Data entries
● ● ● ●
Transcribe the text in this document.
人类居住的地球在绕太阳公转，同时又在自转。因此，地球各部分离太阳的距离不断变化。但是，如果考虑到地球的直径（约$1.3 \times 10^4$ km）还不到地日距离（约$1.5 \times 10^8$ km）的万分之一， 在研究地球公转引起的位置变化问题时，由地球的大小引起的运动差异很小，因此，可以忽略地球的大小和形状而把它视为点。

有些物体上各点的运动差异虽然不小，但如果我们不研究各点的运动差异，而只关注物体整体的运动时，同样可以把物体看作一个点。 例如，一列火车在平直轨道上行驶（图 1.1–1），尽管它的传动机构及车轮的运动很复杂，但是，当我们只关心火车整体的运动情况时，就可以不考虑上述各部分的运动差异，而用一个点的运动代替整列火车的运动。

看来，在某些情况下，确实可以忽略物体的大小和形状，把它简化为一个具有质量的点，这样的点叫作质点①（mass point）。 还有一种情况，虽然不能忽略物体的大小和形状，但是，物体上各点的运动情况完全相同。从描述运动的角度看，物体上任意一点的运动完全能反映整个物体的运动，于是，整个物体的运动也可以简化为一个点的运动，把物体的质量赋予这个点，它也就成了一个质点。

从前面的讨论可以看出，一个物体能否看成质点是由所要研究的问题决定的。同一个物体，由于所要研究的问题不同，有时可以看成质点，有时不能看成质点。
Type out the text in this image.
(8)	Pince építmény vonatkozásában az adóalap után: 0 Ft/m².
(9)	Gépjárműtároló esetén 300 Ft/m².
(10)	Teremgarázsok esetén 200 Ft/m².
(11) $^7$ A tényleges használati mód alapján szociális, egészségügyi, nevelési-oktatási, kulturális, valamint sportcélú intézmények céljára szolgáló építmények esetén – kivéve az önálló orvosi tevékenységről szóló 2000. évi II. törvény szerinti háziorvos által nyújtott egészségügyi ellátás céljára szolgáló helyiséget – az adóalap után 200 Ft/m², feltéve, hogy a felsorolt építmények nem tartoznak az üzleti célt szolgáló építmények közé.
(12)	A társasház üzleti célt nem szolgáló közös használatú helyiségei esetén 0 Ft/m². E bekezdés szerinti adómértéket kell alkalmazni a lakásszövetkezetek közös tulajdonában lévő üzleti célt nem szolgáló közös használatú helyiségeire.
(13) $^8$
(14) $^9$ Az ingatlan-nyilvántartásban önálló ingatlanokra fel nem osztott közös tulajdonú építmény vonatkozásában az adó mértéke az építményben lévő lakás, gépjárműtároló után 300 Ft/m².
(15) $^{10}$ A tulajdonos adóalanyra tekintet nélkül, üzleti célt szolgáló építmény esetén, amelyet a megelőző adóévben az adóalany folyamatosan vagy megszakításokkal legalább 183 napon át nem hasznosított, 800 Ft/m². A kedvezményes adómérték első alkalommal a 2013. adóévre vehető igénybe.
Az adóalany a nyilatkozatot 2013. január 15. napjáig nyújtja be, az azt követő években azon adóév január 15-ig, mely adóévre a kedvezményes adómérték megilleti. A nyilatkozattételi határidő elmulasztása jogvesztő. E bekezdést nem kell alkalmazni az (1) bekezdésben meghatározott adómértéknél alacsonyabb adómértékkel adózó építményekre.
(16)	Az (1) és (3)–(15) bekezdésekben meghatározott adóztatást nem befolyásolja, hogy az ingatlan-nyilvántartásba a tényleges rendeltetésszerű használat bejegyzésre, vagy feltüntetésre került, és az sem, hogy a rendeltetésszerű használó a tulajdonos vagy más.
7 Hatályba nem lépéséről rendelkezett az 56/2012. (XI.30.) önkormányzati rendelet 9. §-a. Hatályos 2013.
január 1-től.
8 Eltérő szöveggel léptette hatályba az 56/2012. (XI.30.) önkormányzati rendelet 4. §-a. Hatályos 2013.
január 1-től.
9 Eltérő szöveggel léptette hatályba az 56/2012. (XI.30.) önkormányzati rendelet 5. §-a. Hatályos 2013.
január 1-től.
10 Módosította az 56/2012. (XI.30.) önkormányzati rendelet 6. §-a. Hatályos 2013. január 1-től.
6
● ● ● ●
*What is asked:*
Work out how many lines of the data above contain the string "önálló" and give the number alone.

*Solution to the exercise:*
2